- _GIVEN PROBLEM_: Write out the entries verbatim and leave the images out of the copy.

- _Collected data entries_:
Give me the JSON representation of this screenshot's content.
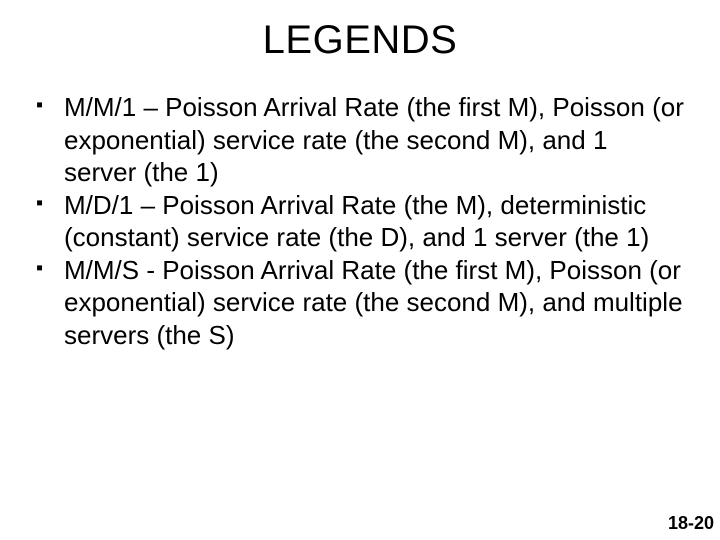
{
  "title": "LEGENDS",
  "bullets": [
    "M/M/1 – Poisson Arrival Rate (the first M), Poisson (or exponential) service rate (the second M), and 1 server (the 1)",
    "M/D/1 – Poisson Arrival Rate (the M), deterministic (constant) service rate (the D), and 1 server (the 1)",
    "M/M/S - Poisson Arrival Rate (the first M), Poisson (or exponential) service rate (the second M), and multiple servers (the S)"
  ],
  "page_number": "18-20"
}
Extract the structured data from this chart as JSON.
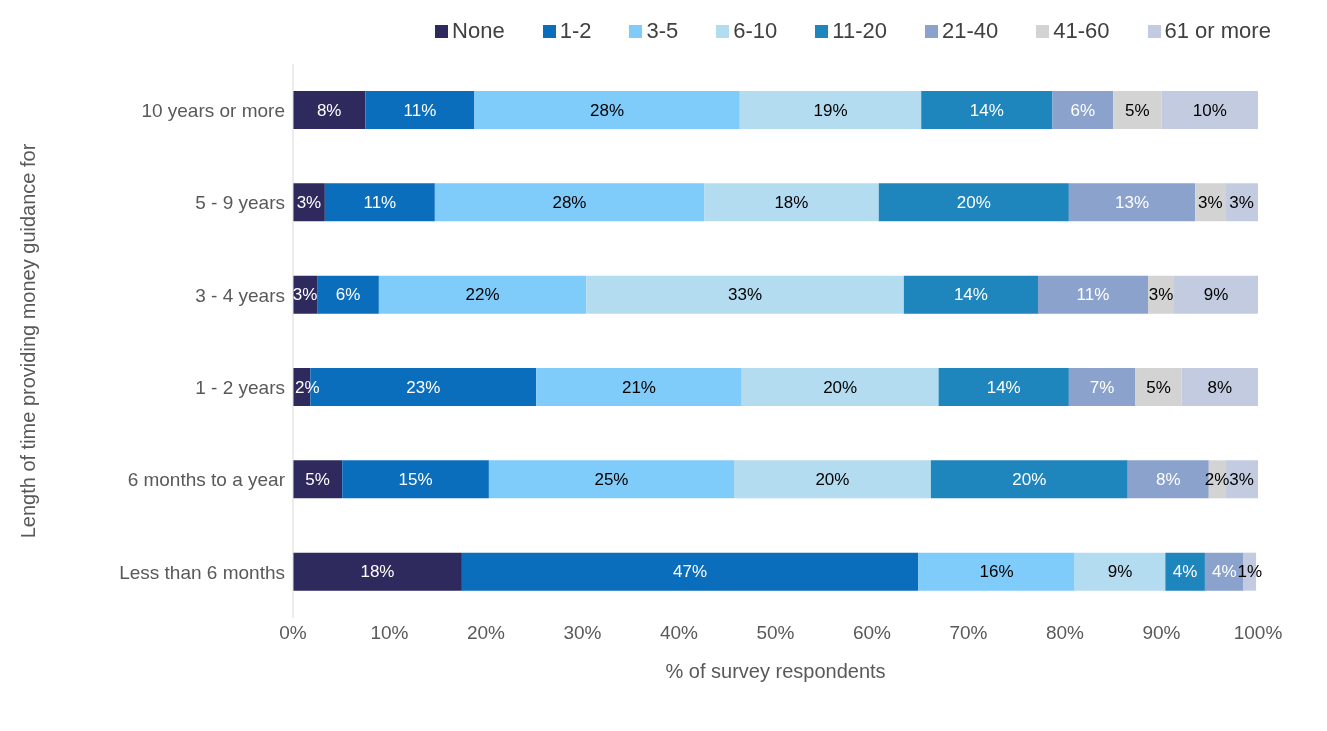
{
  "chart_data": {
    "type": "bar",
    "orientation": "horizontal",
    "stacked": true,
    "categories": [
      "10 years or more",
      "5 - 9 years",
      "3 - 4 years",
      "1 - 2 years",
      "6 months to a year",
      "Less than 6 months"
    ],
    "series": [
      {
        "name": "None",
        "color": "#2e2a5e",
        "values": [
          7.5,
          3.3,
          2.5,
          1.8,
          5.1,
          17.5
        ],
        "value_labels": [
          "8%",
          "3%",
          "3%",
          "2%",
          "5%",
          "18%"
        ]
      },
      {
        "name": "1-2",
        "color": "#0a6ebd",
        "values": [
          11.3,
          11.4,
          6.4,
          23.4,
          15.2,
          47.3
        ],
        "value_labels": [
          "11%",
          "11%",
          "6%",
          "23%",
          "15%",
          "47%"
        ]
      },
      {
        "name": "3-5",
        "color": "#7fcbfa",
        "values": [
          27.5,
          27.9,
          21.5,
          21.3,
          25.4,
          16.2
        ],
        "value_labels": [
          "28%",
          "28%",
          "22%",
          "21%",
          "25%",
          "16%"
        ]
      },
      {
        "name": "6-10",
        "color": "#b4dcf0",
        "values": [
          18.8,
          18.1,
          32.9,
          20.4,
          20.4,
          9.4
        ],
        "value_labels": [
          "19%",
          "18%",
          "33%",
          "20%",
          "20%",
          "9%"
        ]
      },
      {
        "name": "11-20",
        "color": "#1f85bd",
        "values": [
          13.6,
          19.7,
          13.9,
          13.5,
          20.4,
          4.1
        ],
        "value_labels": [
          "14%",
          "20%",
          "14%",
          "14%",
          "20%",
          "4%"
        ]
      },
      {
        "name": "21-40",
        "color": "#8aa2cc",
        "values": [
          6.3,
          13.1,
          11.4,
          6.9,
          8.4,
          4.0
        ],
        "value_labels": [
          "6%",
          "13%",
          "11%",
          "7%",
          "8%",
          "4%"
        ]
      },
      {
        "name": "41-60",
        "color": "#d3d3d3",
        "values": [
          5.0,
          3.1,
          2.7,
          4.8,
          1.7,
          0
        ],
        "value_labels": [
          "5%",
          "3%",
          "3%",
          "5%",
          "2%",
          null
        ]
      },
      {
        "name": "61 or more",
        "color": "#c3cbe0",
        "values": [
          10.0,
          3.4,
          8.7,
          7.9,
          3.4,
          1.3
        ],
        "value_labels": [
          "10%",
          "3%",
          "9%",
          "8%",
          "3%",
          "1%"
        ]
      }
    ],
    "xlim": [
      0,
      100
    ],
    "xticks": [
      {
        "value": 0,
        "label": "0%"
      },
      {
        "value": 10,
        "label": "10%"
      },
      {
        "value": 20,
        "label": "20%"
      },
      {
        "value": 30,
        "label": "30%"
      },
      {
        "value": 40,
        "label": "40%"
      },
      {
        "value": 50,
        "label": "50%"
      },
      {
        "value": 60,
        "label": "60%"
      },
      {
        "value": 70,
        "label": "70%"
      },
      {
        "value": 80,
        "label": "80%"
      },
      {
        "value": 90,
        "label": "90%"
      },
      {
        "value": 100,
        "label": "100%"
      }
    ],
    "xlabel": "% of survey respondents",
    "ylabel": "Length of time providing money guidance for",
    "legend": "top",
    "grid": false
  }
}
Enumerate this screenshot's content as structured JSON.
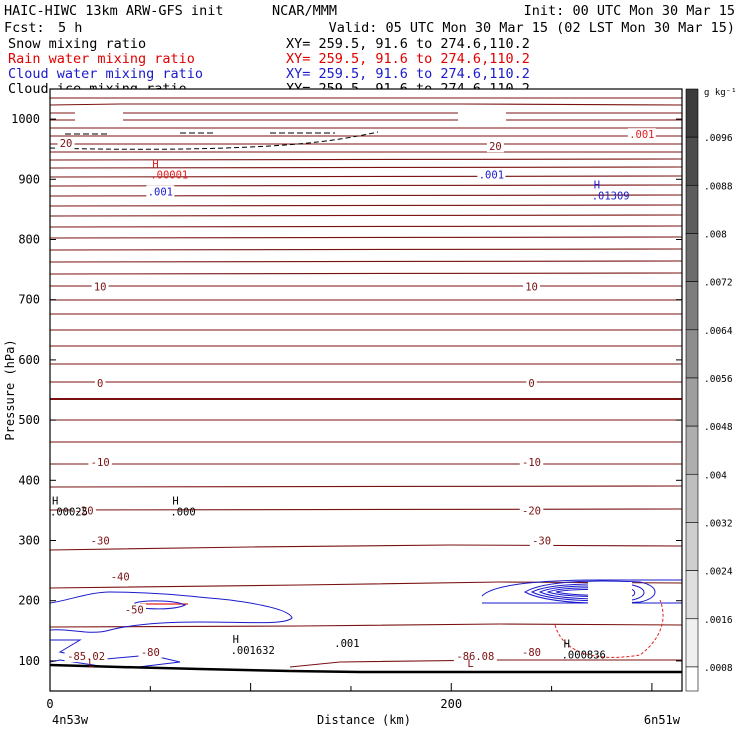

- _RESULT FOR THIS EXERCISE_:
Give me the JSON representation of this screenshot's content.
{
  "title": "LEGENDS",
  "bullets": [
    "M/M/1 – Poisson Arrival Rate (the first M), Poisson (or exponential) service rate (the second M), and 1 server (the 1)",
    "M/D/1 – Poisson Arrival Rate (the M), deterministic (constant) service rate (the D), and 1 server (the 1)",
    "M/M/S - Poisson Arrival Rate (the first M), Poisson (or exponential) service rate (the second M), and multiple servers (the S)"
  ],
  "page_number": "18-20"
}
Extract the structured data from this chart as JSON.
{
  "chart_data": {
    "type": "bar",
    "orientation": "horizontal",
    "stacked": true,
    "categories": [
      "10 years or more",
      "5 - 9 years",
      "3 - 4 years",
      "1 - 2 years",
      "6 months to a year",
      "Less than 6 months"
    ],
    "series": [
      {
        "name": "None",
        "color": "#2e2a5e",
        "values": [
          7.5,
          3.3,
          2.5,
          1.8,
          5.1,
          17.5
        ],
        "value_labels": [
          "8%",
          "3%",
          "3%",
          "2%",
          "5%",
          "18%"
        ]
      },
      {
        "name": "1-2",
        "color": "#0a6ebd",
        "values": [
          11.3,
          11.4,
          6.4,
          23.4,
          15.2,
          47.3
        ],
        "value_labels": [
          "11%",
          "11%",
          "6%",
          "23%",
          "15%",
          "47%"
        ]
      },
      {
        "name": "3-5",
        "color": "#7fcbfa",
        "values": [
          27.5,
          27.9,
          21.5,
          21.3,
          25.4,
          16.2
        ],
        "value_labels": [
          "28%",
          "28%",
          "22%",
          "21%",
          "25%",
          "16%"
        ]
      },
      {
        "name": "6-10",
        "color": "#b4dcf0",
        "values": [
          18.8,
          18.1,
          32.9,
          20.4,
          20.4,
          9.4
        ],
        "value_labels": [
          "19%",
          "18%",
          "33%",
          "20%",
          "20%",
          "9%"
        ]
      },
      {
        "name": "11-20",
        "color": "#1f85bd",
        "values": [
          13.6,
          19.7,
          13.9,
          13.5,
          20.4,
          4.1
        ],
        "value_labels": [
          "14%",
          "20%",
          "14%",
          "14%",
          "20%",
          "4%"
        ]
      },
      {
        "name": "21-40",
        "color": "#8aa2cc",
        "values": [
          6.3,
          13.1,
          11.4,
          6.9,
          8.4,
          4.0
        ],
        "value_labels": [
          "6%",
          "13%",
          "11%",
          "7%",
          "8%",
          "4%"
        ]
      },
      {
        "name": "41-60",
        "color": "#d3d3d3",
        "values": [
          5.0,
          3.1,
          2.7,
          4.8,
          1.7,
          0
        ],
        "value_labels": [
          "5%",
          "3%",
          "3%",
          "5%",
          "2%",
          null
        ]
      },
      {
        "name": "61 or more",
        "color": "#c3cbe0",
        "values": [
          10.0,
          3.4,
          8.7,
          7.9,
          3.4,
          1.3
        ],
        "value_labels": [
          "10%",
          "3%",
          "9%",
          "8%",
          "3%",
          "1%"
        ]
      }
    ],
    "xlim": [
      0,
      100
    ],
    "xticks": [
      {
        "value": 0,
        "label": "0%"
      },
      {
        "value": 10,
        "label": "10%"
      },
      {
        "value": 20,
        "label": "20%"
      },
      {
        "value": 30,
        "label": "30%"
      },
      {
        "value": 40,
        "label": "40%"
      },
      {
        "value": 50,
        "label": "50%"
      },
      {
        "value": 60,
        "label": "60%"
      },
      {
        "value": 70,
        "label": "70%"
      },
      {
        "value": 80,
        "label": "80%"
      },
      {
        "value": 90,
        "label": "90%"
      },
      {
        "value": 100,
        "label": "100%"
      }
    ],
    "xlabel": "% of survey respondents",
    "ylabel": "Length of time providing money guidance for",
    "legend": "top",
    "grid": false
  }
}
Enumerate this screenshot's content as structured JSON.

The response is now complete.